## Start INPUT MATERIAL

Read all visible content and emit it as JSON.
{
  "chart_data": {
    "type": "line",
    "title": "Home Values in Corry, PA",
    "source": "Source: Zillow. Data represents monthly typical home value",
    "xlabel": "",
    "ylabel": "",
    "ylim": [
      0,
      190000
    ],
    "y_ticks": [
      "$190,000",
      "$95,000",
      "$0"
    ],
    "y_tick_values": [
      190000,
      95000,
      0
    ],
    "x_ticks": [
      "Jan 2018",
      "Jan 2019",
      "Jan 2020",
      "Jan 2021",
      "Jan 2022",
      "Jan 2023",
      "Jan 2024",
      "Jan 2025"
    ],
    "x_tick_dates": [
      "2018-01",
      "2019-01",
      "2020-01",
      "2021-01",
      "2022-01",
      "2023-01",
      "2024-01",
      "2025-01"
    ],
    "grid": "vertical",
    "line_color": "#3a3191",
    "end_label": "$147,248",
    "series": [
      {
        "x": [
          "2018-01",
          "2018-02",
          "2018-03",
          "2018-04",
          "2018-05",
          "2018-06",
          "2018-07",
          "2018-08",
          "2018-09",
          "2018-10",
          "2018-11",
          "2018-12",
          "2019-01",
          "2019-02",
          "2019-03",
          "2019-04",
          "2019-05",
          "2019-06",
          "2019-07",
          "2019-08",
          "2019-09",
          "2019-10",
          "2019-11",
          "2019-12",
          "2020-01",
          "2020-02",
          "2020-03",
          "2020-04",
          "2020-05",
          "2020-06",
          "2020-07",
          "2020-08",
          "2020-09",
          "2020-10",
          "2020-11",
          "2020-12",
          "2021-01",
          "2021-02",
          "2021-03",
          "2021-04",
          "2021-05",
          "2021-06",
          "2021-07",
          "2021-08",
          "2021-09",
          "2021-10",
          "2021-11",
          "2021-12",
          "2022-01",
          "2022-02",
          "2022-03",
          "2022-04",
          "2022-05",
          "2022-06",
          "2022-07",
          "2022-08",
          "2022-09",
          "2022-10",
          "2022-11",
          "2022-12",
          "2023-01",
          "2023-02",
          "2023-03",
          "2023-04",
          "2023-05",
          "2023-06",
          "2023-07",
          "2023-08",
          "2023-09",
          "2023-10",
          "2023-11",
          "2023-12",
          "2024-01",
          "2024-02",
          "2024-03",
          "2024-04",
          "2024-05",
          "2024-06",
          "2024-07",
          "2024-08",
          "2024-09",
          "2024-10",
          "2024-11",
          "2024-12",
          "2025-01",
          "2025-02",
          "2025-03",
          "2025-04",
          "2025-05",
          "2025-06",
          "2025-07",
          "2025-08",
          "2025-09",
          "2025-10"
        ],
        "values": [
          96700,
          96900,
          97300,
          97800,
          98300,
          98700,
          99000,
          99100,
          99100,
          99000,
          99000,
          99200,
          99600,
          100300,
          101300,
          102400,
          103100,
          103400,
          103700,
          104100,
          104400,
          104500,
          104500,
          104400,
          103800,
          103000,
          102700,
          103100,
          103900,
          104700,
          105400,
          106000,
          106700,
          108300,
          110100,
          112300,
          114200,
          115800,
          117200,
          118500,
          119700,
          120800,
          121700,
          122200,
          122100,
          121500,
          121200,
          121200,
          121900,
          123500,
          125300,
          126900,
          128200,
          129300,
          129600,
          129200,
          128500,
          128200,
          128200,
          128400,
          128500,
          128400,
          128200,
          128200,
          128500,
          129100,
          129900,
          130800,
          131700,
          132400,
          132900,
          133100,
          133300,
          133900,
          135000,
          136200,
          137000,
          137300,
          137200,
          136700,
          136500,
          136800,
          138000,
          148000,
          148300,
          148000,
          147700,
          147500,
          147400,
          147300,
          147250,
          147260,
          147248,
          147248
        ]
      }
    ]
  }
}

## End INPUT MATERIAL

OBJECTIVE | Copy each entry exactly, with nothing added or dropped.

EXERCISE RESULT |
Read all visible content and emit it as JSON.
{
  "chart_data": {
    "type": "line",
    "title": "Home Values in Corry, PA",
    "source": "Source: Zillow. Data represents monthly typical home value",
    "xlabel": "",
    "ylabel": "",
    "ylim": [
      0,
      190000
    ],
    "y_ticks": [
      "$190,000",
      "$95,000",
      "$0"
    ],
    "y_tick_values": [
      190000,
      95000,
      0
    ],
    "x_ticks": [
      "Jan 2018",
      "Jan 2019",
      "Jan 2020",
      "Jan 2021",
      "Jan 2022",
      "Jan 2023",
      "Jan 2024",
      "Jan 2025"
    ],
    "x_tick_dates": [
      "2018-01",
      "2019-01",
      "2020-01",
      "2021-01",
      "2022-01",
      "2023-01",
      "2024-01",
      "2025-01"
    ],
    "grid": "vertical",
    "line_color": "#3a3191",
    "end_label": "$147,248",
    "series": [
      {
        "x": [
          "2018-01",
          "2018-02",
          "2018-03",
          "2018-04",
          "2018-05",
          "2018-06",
          "2018-07",
          "2018-08",
          "2018-09",
          "2018-10",
          "2018-11",
          "2018-12",
          "2019-01",
          "2019-02",
          "2019-03",
          "2019-04",
          "2019-05",
          "2019-06",
          "2019-07",
          "2019-08",
          "2019-09",
          "2019-10",
          "2019-11",
          "2019-12",
          "2020-01",
          "2020-02",
          "2020-03",
          "2020-04",
          "2020-05",
          "2020-06",
          "2020-07",
          "2020-08",
          "2020-09",
          "2020-10",
          "2020-11",
          "2020-12",
          "2021-01",
          "2021-02",
          "2021-03",
          "2021-04",
          "2021-05",
          "2021-06",
          "2021-07",
          "2021-08",
          "2021-09",
          "2021-10",
          "2021-11",
          "2021-12",
          "2022-01",
          "2022-02",
          "2022-03",
          "2022-04",
          "2022-05",
          "2022-06",
          "2022-07",
          "2022-08",
          "2022-09",
          "2022-10",
          "2022-11",
          "2022-12",
          "2023-01",
          "2023-02",
          "2023-03",
          "2023-04",
          "2023-05",
          "2023-06",
          "2023-07",
          "2023-08",
          "2023-09",
          "2023-10",
          "2023-11",
          "2023-12",
          "2024-01",
          "2024-02",
          "2024-03",
          "2024-04",
          "2024-05",
          "2024-06",
          "2024-07",
          "2024-08",
          "2024-09",
          "2024-10",
          "2024-11",
          "2024-12",
          "2025-01",
          "2025-02",
          "2025-03",
          "2025-04",
          "2025-05",
          "2025-06",
          "2025-07",
          "2025-08",
          "2025-09",
          "2025-10"
        ],
        "values": [
          96700,
          96900,
          97300,
          97800,
          98300,
          98700,
          99000,
          99100,
          99100,
          99000,
          99000,
          99200,
          99600,
          100300,
          101300,
          102400,
          103100,
          103400,
          103700,
          104100,
          104400,
          104500,
          104500,
          104400,
          103800,
          103000,
          102700,
          103100,
          103900,
          104700,
          105400,
          106000,
          106700,
          108300,
          110100,
          112300,
          114200,
          115800,
          117200,
          118500,
          119700,
          120800,
          121700,
          122200,
          122100,
          121500,
          121200,
          121200,
          121900,
          123500,
          125300,
          126900,
          128200,
          129300,
          129600,
          129200,
          128500,
          128200,
          128200,
          128400,
          128500,
          128400,
          128200,
          128200,
          128500,
          129100,
          129900,
          130800,
          131700,
          132400,
          132900,
          133100,
          133300,
          133900,
          135000,
          136200,
          137000,
          137300,
          137200,
          136700,
          136500,
          136800,
          138000,
          148000,
          148300,
          148000,
          147700,
          147500,
          147400,
          147300,
          147250,
          147260,
          147248,
          147248
        ]
      }
    ]
  }
}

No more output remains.